*** Given records ***

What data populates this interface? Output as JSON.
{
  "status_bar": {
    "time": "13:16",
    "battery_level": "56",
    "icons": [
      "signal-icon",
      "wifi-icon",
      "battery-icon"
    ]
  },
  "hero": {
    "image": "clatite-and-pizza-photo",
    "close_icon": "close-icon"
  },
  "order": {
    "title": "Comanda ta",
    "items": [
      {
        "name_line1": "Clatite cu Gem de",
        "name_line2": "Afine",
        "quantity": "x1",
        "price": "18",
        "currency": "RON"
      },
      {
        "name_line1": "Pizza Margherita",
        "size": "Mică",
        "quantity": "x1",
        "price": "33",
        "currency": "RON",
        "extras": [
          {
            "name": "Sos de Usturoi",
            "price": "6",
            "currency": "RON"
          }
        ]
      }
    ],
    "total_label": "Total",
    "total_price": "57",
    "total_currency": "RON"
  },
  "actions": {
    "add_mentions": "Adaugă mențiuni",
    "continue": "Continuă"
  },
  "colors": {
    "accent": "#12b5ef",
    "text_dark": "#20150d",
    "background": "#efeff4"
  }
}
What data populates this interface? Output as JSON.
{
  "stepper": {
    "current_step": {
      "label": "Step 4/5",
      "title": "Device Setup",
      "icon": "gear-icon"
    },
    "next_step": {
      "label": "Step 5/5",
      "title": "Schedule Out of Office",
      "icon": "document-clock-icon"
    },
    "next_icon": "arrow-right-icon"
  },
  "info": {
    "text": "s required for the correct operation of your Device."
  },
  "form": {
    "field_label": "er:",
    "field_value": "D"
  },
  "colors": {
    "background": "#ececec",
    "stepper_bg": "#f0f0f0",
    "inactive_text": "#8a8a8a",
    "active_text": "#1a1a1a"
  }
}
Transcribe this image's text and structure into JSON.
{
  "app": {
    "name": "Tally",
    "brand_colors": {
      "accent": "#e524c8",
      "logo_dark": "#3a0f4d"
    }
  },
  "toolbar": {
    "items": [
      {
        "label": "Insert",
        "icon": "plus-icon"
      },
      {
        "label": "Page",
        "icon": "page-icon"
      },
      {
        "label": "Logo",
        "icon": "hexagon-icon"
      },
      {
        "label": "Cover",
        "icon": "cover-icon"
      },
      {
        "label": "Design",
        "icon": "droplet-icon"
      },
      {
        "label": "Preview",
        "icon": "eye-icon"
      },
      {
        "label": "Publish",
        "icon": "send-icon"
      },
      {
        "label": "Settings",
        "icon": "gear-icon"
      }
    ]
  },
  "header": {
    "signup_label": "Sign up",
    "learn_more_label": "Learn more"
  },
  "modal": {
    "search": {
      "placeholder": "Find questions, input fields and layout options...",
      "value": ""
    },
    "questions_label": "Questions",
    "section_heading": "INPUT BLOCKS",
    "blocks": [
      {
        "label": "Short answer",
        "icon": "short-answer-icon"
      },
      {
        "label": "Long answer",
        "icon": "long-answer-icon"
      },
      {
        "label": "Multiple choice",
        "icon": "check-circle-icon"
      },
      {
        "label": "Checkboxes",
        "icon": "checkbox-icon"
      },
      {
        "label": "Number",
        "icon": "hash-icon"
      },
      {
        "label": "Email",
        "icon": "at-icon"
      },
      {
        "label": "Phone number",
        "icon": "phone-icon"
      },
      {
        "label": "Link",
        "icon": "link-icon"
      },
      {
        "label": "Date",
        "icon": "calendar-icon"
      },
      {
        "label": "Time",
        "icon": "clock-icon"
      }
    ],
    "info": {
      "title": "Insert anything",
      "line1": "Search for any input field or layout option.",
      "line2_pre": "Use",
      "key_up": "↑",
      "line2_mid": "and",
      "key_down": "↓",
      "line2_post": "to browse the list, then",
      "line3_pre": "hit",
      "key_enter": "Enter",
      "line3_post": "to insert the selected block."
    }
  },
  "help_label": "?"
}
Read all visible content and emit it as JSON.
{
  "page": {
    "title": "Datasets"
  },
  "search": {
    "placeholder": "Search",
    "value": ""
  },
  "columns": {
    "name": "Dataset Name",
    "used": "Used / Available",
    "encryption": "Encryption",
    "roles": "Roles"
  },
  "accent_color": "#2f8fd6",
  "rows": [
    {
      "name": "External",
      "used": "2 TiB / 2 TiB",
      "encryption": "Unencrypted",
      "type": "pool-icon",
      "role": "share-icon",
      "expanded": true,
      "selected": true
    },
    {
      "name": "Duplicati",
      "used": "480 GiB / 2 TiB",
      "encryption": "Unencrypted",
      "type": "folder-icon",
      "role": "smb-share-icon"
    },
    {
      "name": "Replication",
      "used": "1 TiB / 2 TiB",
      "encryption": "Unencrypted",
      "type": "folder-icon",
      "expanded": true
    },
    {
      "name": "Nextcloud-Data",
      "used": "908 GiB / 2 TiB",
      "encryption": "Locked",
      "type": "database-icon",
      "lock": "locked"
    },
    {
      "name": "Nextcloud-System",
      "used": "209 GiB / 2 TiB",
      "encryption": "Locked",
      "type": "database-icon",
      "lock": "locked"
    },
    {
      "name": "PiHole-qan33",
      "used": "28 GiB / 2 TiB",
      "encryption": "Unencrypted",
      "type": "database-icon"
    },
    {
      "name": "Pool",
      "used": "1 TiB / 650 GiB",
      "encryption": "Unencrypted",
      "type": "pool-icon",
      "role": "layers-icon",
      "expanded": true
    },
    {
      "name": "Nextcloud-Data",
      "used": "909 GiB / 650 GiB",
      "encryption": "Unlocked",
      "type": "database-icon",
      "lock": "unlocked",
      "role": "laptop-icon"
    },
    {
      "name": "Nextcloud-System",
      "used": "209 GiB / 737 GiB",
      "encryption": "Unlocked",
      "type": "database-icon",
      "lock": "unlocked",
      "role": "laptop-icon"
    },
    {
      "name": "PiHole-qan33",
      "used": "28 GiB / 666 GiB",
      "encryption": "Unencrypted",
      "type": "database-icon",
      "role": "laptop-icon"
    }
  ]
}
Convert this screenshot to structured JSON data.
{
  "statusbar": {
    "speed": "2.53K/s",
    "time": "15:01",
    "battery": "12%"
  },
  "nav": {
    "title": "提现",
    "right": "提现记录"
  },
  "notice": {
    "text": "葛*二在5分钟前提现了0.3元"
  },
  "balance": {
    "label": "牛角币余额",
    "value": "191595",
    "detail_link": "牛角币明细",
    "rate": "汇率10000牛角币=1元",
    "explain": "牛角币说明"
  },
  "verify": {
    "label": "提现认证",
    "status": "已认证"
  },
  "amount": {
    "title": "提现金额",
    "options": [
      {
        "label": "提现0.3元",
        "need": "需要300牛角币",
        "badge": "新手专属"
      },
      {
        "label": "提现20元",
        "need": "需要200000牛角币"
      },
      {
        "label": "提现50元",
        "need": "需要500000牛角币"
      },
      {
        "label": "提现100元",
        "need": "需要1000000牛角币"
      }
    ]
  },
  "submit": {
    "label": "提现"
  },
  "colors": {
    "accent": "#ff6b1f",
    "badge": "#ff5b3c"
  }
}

***

Task requirements: Gather up, from the records above, each line where the word "clock" appears.

Answer to the problem:
      "icon": "document-clock-icon"
        "icon": "clock-icon"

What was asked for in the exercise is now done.